## [WHAT THE TASK ASKS]
Can you find the lines of the listing that include "下列说法不正确的是" and copy every one?

## [Extracted records]

○ ○ ○ ○ ○ ○ ○

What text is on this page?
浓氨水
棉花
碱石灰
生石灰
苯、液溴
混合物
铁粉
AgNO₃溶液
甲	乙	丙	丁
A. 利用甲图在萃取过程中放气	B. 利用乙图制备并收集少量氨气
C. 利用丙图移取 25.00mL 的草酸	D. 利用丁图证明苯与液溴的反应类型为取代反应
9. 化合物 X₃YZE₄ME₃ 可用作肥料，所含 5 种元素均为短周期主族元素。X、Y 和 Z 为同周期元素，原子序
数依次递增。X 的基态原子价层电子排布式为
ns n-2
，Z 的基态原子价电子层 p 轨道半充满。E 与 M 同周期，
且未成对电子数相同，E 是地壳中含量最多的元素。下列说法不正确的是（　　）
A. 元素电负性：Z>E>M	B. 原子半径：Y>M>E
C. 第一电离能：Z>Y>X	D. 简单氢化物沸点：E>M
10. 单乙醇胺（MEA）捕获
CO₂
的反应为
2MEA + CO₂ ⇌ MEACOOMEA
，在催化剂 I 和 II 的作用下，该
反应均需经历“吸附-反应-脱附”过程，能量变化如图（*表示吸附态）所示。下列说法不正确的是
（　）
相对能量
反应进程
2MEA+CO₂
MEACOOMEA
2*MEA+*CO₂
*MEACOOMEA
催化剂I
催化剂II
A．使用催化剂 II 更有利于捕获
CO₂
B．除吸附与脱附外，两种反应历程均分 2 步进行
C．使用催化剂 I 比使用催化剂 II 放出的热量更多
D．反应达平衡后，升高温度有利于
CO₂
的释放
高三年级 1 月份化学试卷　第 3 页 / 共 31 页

○ ○ ○ ○ ○ ○ ○

## [WORKED SOLUTION]
且未成对电子数相同，E 是地壳中含量最多的元素。下列说法不正确的是（　　）
反应均需经历“吸附-反应-脱附”过程，能量变化如图（*表示吸附态）所示。下列说法不正确的是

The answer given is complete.